[INFORMATION SUPPLIED]:
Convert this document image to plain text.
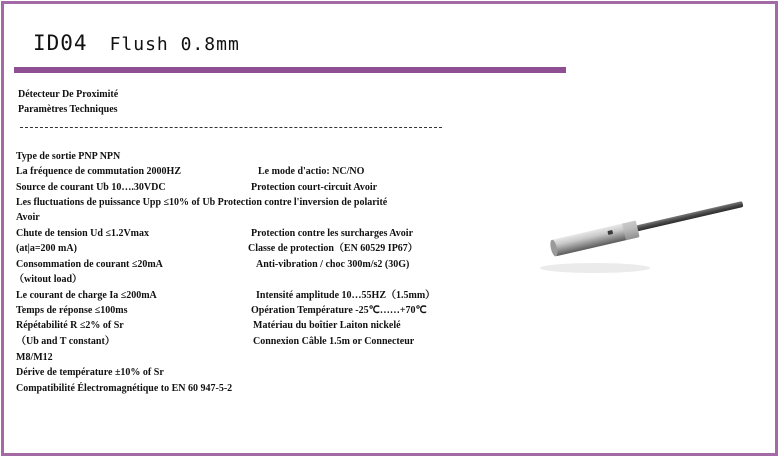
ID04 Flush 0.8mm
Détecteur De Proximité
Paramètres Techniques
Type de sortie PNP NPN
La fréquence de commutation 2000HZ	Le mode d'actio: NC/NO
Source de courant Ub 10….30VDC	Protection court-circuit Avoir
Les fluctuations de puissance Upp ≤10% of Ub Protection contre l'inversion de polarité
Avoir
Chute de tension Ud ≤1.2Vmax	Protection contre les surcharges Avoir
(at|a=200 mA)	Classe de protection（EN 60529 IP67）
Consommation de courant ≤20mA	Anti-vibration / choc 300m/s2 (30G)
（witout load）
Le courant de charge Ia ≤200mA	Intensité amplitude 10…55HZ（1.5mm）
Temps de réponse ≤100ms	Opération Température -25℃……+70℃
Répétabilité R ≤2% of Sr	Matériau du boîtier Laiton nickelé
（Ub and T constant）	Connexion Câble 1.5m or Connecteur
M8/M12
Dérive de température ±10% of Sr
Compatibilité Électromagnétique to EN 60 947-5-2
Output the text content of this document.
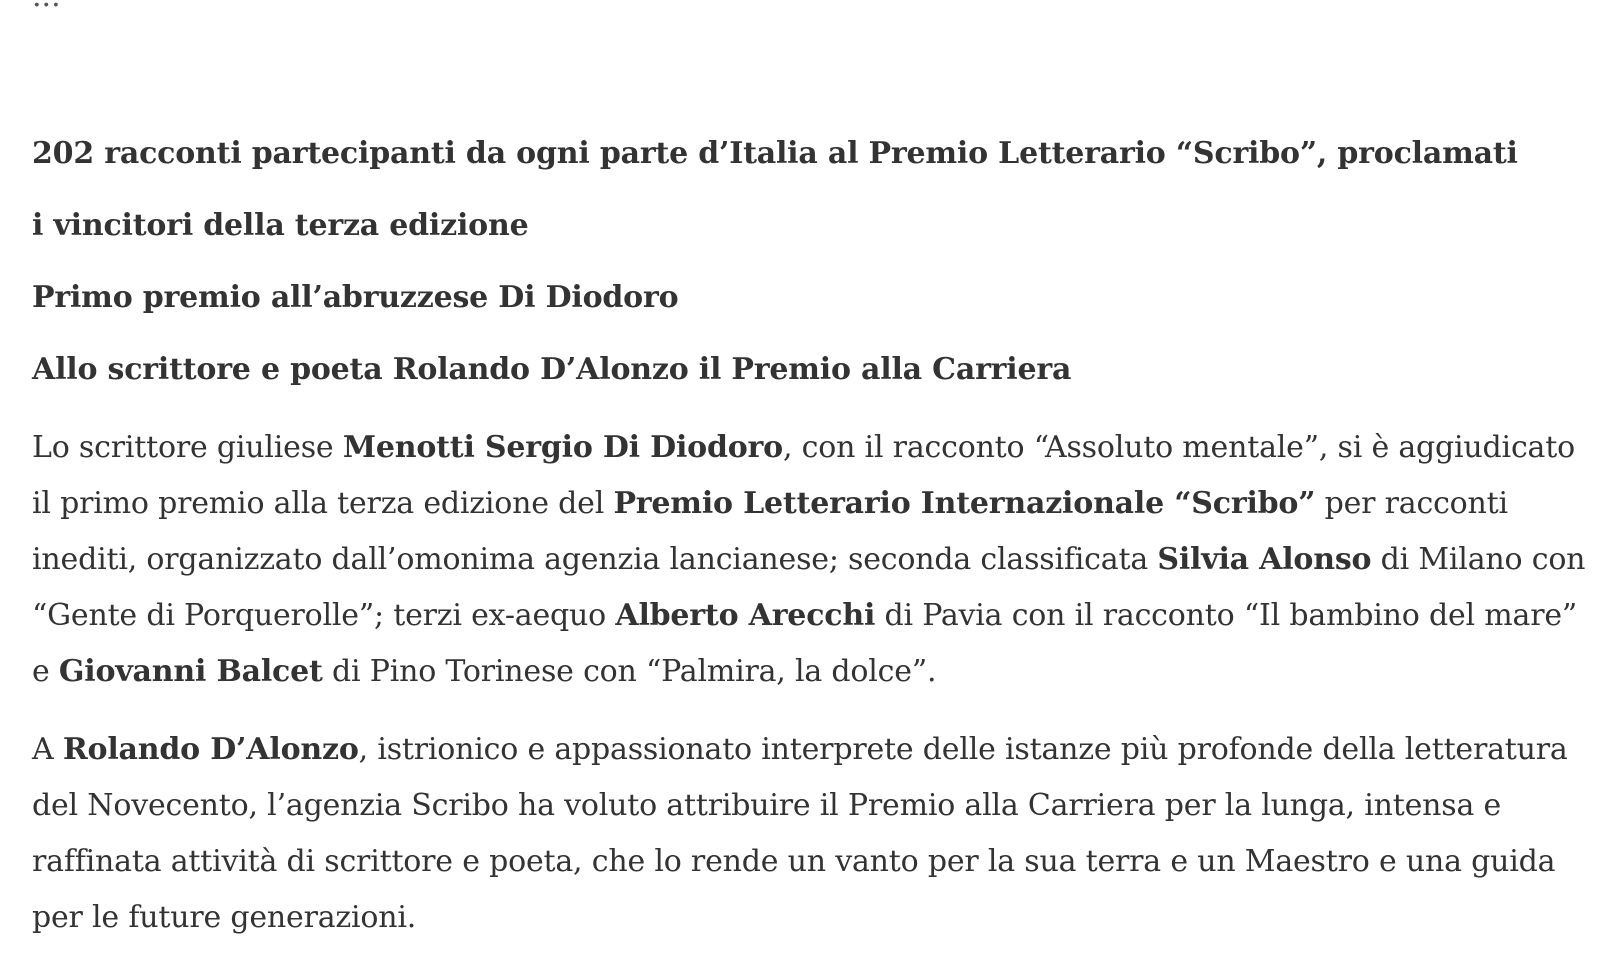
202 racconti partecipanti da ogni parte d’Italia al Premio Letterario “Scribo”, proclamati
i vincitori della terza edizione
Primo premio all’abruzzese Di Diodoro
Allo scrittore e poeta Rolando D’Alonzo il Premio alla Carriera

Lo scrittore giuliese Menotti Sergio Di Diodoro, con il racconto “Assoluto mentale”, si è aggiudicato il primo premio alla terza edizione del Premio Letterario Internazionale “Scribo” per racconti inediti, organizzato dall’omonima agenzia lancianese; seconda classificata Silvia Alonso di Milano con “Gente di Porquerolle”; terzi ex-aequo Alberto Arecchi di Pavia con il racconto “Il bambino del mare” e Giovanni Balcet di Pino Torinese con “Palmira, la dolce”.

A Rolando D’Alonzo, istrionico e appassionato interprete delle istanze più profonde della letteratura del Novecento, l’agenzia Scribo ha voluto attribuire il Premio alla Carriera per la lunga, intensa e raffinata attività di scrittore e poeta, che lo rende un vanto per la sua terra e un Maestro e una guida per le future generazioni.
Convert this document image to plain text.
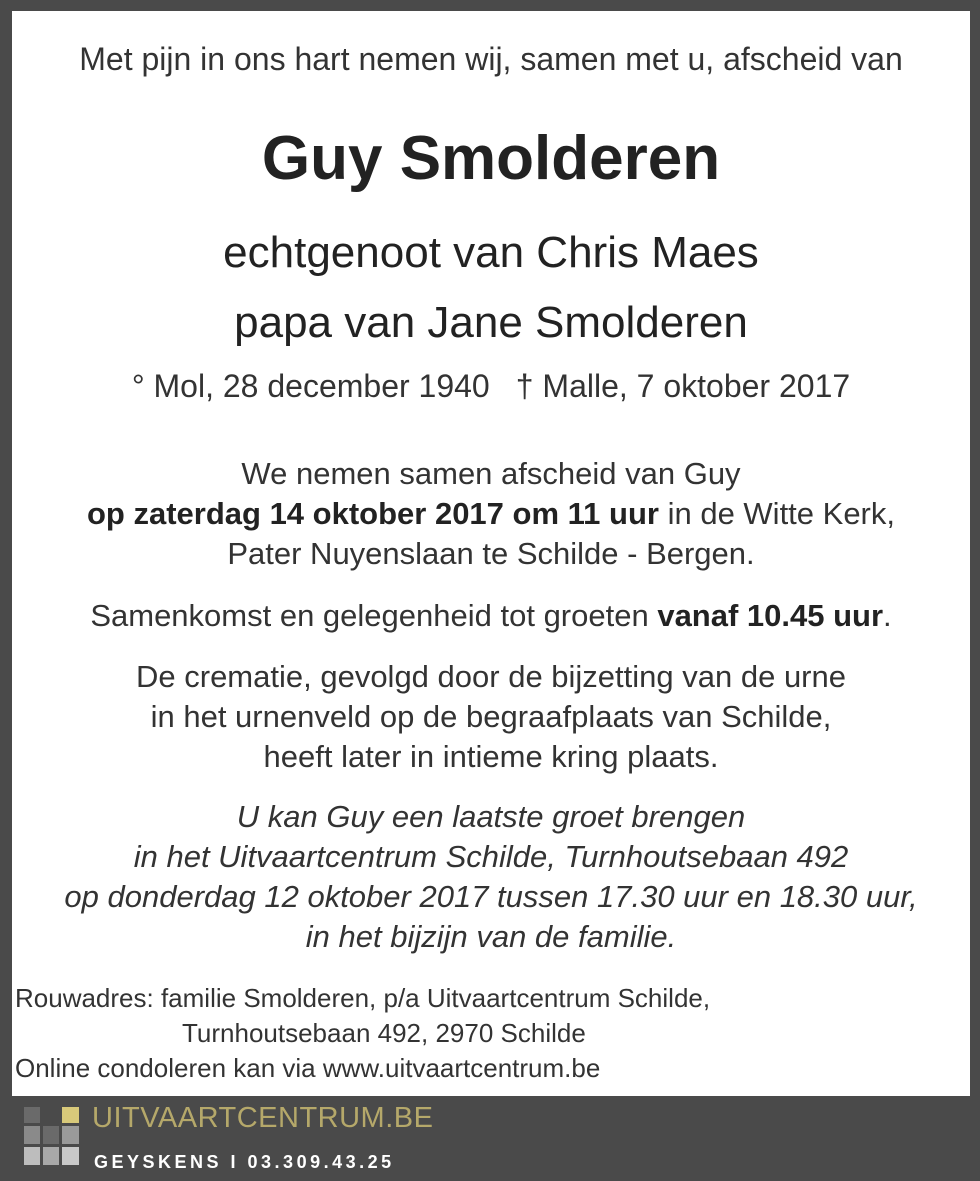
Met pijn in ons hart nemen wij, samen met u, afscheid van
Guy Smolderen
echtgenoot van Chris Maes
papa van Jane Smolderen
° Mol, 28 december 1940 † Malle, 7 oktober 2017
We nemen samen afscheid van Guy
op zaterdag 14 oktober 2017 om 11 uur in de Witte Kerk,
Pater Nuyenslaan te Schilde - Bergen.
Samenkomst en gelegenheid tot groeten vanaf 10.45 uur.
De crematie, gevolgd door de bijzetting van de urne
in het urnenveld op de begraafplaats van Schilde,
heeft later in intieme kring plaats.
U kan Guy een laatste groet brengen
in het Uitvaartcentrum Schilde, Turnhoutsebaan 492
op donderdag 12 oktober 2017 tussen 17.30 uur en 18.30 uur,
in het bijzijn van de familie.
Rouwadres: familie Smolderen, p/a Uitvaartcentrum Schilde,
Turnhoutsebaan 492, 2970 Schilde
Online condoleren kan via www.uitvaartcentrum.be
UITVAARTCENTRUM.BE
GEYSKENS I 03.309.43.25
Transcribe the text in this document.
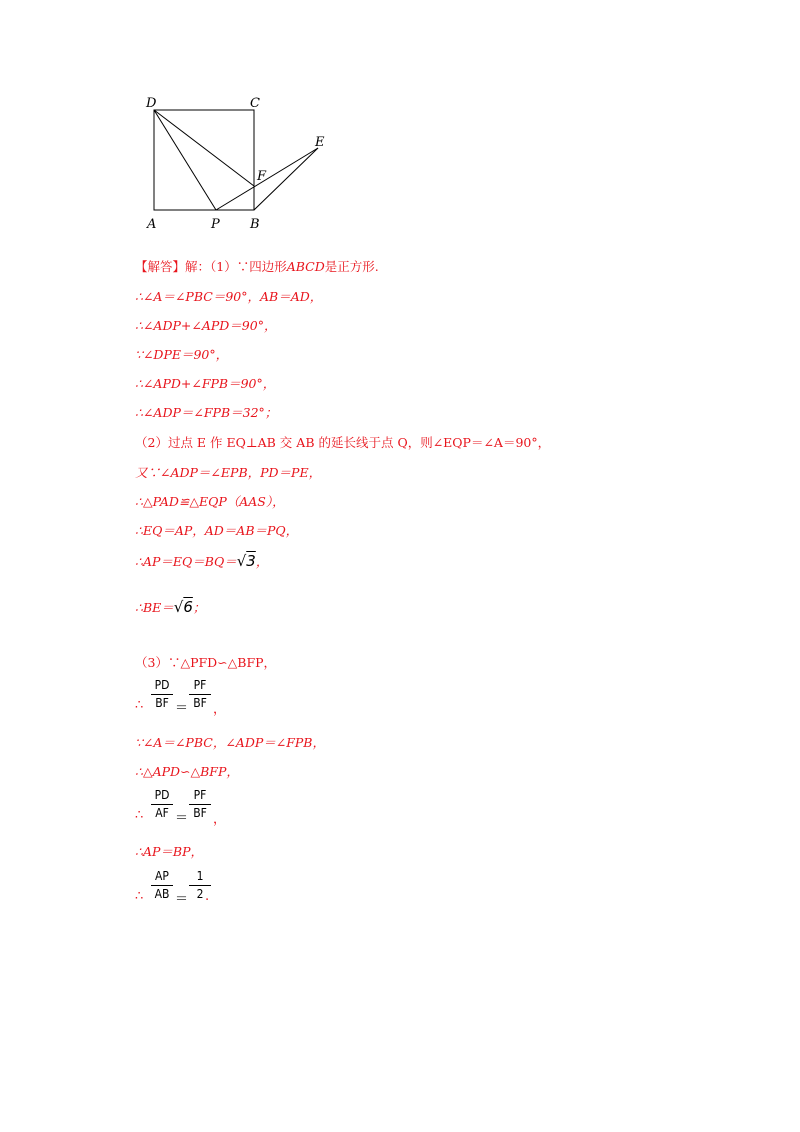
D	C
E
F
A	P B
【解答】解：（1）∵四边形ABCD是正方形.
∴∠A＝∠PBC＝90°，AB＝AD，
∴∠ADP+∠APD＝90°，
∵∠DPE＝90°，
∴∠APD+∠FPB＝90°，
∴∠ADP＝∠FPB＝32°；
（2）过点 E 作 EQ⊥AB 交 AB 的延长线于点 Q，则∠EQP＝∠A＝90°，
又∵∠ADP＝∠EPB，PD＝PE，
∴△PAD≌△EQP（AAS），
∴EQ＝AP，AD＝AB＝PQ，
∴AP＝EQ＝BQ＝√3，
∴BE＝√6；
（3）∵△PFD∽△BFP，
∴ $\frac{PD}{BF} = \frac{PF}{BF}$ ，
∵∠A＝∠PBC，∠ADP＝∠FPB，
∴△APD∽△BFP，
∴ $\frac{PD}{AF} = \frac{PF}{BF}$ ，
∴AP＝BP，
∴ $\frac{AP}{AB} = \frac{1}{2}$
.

[EXERCISE OBJECTIVE]:
Copy down every line of the entries containing the word "text".

[EXPECTED ANSWER]:
Convert this document image to plain text.
Output the text content of this document.
Convert this document image to plain text.
Transcribe the text in this document.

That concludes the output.